### [Collected data entries]
▽

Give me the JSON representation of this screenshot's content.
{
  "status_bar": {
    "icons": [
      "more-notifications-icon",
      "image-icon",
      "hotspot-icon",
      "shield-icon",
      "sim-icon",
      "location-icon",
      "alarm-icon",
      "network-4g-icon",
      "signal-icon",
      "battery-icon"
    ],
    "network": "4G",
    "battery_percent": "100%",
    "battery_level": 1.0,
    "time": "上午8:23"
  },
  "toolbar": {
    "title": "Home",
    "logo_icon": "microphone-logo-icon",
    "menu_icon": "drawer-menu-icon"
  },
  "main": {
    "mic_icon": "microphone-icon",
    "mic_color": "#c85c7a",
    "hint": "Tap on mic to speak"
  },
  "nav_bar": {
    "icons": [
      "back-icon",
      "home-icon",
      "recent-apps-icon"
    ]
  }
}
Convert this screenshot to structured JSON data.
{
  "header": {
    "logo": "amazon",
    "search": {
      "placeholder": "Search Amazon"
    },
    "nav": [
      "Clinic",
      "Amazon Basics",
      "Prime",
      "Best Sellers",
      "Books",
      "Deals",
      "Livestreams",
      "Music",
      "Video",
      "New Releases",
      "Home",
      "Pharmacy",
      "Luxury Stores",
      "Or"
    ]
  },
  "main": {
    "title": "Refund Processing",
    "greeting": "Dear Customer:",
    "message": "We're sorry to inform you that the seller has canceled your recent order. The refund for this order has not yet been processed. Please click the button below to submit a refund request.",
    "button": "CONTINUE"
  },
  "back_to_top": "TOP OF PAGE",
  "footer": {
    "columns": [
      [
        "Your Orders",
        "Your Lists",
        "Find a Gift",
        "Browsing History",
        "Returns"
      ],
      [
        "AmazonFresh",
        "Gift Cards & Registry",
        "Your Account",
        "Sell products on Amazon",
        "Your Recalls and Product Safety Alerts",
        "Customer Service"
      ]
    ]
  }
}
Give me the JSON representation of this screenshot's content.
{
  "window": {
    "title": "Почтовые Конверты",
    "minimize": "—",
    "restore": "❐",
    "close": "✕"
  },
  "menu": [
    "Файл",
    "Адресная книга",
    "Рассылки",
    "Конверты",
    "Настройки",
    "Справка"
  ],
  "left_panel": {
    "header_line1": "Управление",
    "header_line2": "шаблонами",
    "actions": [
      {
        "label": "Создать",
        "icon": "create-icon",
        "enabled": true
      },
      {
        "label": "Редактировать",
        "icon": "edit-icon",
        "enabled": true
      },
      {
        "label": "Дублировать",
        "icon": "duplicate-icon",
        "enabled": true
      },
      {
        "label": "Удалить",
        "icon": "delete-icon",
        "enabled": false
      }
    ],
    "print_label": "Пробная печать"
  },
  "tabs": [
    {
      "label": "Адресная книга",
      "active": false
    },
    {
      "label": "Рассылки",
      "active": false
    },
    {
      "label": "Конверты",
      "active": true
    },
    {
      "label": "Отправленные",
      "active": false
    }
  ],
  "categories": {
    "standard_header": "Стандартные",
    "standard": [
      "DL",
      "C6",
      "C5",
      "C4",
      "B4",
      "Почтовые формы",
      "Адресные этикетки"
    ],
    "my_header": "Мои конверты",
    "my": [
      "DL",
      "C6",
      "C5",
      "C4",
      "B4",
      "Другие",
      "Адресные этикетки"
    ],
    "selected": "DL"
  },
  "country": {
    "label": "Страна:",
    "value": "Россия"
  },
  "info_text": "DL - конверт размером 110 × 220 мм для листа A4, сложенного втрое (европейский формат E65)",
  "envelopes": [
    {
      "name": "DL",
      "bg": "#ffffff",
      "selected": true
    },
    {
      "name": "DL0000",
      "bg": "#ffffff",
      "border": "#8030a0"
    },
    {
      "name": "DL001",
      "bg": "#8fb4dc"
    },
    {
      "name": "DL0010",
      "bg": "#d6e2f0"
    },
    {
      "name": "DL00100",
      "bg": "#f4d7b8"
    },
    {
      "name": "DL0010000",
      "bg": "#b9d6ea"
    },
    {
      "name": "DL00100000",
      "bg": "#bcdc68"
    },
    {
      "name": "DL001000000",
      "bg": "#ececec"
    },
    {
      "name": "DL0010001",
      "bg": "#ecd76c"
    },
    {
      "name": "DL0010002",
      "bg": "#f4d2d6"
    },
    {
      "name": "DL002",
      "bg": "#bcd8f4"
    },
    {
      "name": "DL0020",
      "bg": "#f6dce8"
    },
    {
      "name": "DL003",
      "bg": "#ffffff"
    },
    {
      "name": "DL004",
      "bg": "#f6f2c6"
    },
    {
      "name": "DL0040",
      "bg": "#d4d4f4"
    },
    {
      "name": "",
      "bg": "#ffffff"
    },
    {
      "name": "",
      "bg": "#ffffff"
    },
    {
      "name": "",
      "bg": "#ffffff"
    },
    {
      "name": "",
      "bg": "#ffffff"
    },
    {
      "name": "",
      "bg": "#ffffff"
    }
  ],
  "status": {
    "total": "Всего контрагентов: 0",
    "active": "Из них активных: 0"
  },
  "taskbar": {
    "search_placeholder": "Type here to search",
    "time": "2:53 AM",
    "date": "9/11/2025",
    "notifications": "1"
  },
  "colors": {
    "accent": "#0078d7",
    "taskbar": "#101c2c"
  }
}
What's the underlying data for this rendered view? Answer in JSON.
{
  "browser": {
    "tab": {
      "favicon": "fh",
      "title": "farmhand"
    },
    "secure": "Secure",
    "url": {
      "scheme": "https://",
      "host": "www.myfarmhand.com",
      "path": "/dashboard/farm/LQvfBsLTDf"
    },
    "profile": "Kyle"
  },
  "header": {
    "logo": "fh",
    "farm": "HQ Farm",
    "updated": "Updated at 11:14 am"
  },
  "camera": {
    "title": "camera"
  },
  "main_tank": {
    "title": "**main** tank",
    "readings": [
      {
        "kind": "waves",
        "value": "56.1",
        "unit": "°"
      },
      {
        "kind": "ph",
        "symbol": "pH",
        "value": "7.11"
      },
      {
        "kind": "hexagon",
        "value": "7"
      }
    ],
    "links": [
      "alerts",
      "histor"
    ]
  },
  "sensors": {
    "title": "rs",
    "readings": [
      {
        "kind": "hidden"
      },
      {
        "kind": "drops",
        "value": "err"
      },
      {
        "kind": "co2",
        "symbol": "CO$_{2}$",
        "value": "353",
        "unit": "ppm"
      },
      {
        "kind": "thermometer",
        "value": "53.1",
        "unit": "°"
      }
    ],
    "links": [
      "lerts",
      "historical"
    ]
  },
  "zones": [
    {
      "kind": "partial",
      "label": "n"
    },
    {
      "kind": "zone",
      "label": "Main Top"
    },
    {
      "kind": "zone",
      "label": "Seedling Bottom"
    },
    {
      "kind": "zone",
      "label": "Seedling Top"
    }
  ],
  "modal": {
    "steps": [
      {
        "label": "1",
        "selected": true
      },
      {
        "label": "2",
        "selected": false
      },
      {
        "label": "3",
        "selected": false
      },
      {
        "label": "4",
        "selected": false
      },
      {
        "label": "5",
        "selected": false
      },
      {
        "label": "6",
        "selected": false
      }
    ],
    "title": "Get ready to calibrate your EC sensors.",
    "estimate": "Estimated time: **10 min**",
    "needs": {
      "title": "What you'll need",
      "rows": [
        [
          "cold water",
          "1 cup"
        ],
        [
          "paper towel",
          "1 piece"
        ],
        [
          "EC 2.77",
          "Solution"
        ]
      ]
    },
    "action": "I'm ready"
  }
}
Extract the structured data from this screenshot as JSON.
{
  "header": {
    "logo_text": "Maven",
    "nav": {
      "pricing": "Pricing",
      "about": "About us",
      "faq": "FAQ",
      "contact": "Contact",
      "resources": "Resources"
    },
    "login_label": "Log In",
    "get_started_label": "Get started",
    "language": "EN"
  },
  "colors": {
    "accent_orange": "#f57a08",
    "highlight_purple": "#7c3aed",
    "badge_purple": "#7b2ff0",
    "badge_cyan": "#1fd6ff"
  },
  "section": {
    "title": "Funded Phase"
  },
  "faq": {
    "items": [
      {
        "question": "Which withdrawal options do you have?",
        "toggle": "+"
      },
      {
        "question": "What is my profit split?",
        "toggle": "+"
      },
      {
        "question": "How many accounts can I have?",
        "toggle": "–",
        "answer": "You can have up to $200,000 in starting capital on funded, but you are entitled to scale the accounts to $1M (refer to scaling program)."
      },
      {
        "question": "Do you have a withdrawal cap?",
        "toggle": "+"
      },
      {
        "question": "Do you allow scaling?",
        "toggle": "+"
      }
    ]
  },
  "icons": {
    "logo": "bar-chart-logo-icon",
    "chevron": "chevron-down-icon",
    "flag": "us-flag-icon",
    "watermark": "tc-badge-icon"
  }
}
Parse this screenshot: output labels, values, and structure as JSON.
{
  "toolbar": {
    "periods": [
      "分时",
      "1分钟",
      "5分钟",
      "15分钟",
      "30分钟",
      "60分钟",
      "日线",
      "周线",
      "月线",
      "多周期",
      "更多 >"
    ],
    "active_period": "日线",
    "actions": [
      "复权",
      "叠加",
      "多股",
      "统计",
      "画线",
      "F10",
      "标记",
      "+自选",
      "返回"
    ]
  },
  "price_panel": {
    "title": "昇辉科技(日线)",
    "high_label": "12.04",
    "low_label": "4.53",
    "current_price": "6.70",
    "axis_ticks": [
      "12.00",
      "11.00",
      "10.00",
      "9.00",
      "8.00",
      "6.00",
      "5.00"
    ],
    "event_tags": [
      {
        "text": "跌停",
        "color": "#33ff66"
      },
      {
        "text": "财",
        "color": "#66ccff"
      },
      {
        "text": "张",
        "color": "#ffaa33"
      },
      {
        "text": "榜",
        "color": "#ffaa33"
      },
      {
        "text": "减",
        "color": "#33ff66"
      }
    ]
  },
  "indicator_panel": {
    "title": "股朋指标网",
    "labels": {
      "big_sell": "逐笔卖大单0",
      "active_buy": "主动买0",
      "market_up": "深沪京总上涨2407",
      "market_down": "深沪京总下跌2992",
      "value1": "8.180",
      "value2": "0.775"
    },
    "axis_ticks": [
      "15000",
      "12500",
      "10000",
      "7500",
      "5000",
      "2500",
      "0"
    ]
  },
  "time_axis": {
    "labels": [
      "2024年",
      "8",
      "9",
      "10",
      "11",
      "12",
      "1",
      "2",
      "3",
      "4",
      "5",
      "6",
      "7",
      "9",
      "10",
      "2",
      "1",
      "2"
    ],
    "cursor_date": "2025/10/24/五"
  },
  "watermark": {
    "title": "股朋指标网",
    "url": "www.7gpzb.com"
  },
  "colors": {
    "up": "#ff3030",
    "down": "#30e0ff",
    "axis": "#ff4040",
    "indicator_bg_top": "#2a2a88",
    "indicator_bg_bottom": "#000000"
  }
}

△

### [WHAT YOU WILL DO]
Pull every line containing the word "structured" out of the entries above.

### [FULL SOLUTION]
Convert this screenshot to structured JSON data.
Extract the structured data from this screenshot as JSON.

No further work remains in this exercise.